## Records shown
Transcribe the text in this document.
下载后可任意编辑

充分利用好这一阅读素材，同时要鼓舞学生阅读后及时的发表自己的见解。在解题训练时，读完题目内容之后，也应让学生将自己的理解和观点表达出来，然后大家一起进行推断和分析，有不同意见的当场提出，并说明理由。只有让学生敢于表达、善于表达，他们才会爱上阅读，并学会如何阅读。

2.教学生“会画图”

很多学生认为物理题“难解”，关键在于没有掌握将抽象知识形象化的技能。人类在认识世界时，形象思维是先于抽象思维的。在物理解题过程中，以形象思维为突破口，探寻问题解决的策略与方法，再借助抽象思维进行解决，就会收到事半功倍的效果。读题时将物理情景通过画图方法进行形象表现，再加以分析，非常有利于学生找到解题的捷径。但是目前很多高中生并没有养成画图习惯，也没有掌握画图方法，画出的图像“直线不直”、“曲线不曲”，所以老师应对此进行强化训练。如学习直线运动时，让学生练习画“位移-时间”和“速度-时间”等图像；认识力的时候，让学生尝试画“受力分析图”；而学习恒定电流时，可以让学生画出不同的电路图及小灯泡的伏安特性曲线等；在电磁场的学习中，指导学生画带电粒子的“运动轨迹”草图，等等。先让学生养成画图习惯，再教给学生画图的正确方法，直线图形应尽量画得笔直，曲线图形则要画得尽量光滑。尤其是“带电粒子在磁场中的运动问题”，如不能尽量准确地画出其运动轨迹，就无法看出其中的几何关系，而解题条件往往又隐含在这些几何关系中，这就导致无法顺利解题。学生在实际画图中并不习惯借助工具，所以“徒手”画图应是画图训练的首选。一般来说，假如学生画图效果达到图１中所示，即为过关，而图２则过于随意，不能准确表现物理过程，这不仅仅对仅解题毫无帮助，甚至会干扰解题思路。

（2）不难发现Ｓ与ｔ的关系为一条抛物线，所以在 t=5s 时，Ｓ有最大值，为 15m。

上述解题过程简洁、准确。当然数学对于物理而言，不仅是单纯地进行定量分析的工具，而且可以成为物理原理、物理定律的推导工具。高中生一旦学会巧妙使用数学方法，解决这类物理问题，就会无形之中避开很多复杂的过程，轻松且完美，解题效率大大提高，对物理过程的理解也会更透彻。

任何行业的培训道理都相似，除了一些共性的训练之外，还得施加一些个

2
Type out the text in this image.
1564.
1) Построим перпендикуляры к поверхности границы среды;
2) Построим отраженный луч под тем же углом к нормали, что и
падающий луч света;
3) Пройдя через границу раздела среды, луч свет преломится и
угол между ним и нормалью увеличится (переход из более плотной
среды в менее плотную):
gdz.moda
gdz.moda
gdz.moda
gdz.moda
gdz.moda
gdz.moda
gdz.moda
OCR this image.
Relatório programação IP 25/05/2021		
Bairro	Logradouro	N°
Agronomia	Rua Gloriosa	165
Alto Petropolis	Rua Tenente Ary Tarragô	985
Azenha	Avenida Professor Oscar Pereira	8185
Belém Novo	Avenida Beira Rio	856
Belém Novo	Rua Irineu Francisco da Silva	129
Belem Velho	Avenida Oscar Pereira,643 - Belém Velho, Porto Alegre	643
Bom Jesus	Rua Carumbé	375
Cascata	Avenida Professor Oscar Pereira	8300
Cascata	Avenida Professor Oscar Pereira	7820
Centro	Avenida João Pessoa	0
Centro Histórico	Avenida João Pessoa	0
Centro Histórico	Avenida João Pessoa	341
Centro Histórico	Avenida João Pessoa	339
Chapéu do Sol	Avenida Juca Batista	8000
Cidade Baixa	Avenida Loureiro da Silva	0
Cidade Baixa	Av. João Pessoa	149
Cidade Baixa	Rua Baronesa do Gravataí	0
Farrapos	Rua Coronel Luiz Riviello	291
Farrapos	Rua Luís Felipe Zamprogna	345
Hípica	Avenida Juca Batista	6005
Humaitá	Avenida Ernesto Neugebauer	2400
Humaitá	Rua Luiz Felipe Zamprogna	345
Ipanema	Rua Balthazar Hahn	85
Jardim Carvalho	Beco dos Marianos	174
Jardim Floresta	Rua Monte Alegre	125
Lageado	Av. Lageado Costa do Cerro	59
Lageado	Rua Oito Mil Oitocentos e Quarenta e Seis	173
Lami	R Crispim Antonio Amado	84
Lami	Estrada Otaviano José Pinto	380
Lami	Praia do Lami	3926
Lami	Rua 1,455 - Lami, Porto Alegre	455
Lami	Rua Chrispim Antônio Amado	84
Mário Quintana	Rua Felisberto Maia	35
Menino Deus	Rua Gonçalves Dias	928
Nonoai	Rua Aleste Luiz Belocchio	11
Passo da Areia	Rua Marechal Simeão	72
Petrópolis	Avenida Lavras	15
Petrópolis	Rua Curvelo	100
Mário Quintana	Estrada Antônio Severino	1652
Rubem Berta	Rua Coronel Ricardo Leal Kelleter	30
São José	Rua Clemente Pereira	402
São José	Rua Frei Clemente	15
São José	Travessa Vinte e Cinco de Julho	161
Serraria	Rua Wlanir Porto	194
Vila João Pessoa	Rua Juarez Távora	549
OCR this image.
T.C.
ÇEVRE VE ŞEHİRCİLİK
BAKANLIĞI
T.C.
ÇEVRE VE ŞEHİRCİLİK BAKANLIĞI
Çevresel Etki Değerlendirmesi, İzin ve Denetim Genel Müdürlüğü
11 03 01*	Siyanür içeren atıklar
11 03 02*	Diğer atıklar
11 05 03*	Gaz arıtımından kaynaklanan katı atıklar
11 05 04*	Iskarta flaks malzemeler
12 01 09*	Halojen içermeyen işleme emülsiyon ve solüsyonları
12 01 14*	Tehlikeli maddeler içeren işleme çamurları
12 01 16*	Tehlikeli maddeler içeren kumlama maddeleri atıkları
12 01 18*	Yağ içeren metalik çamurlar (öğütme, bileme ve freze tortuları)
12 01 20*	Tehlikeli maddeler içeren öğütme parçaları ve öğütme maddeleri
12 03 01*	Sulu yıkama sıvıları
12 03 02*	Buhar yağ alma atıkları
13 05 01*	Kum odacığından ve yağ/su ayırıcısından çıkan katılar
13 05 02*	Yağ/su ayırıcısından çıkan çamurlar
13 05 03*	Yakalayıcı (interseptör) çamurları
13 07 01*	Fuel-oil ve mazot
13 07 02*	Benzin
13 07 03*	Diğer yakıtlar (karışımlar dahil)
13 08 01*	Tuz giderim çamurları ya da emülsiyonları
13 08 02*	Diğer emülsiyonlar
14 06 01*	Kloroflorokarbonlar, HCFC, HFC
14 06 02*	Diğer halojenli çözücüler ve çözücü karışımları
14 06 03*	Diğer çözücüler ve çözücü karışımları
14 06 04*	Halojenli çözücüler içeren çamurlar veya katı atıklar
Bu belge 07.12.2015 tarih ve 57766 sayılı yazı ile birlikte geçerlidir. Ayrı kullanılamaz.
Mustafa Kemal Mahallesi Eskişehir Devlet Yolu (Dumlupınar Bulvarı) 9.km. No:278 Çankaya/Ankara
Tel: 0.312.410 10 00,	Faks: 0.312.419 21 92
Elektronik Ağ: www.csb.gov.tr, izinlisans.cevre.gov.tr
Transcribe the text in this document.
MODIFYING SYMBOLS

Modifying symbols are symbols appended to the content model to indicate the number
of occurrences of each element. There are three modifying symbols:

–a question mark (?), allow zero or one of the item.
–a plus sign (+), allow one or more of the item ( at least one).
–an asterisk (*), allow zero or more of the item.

## Stated problem
Find the word "Pessoa" in the data and show each line that holds it.

## Full response
Centro	Avenida João Pessoa	0
Centro Histórico	Avenida João Pessoa	0
Centro Histórico	Avenida João Pessoa	341
Centro Histórico	Avenida João Pessoa	339
Cidade Baixa	Av. João Pessoa	149
Vila João Pessoa	Rua Juarez Távora	549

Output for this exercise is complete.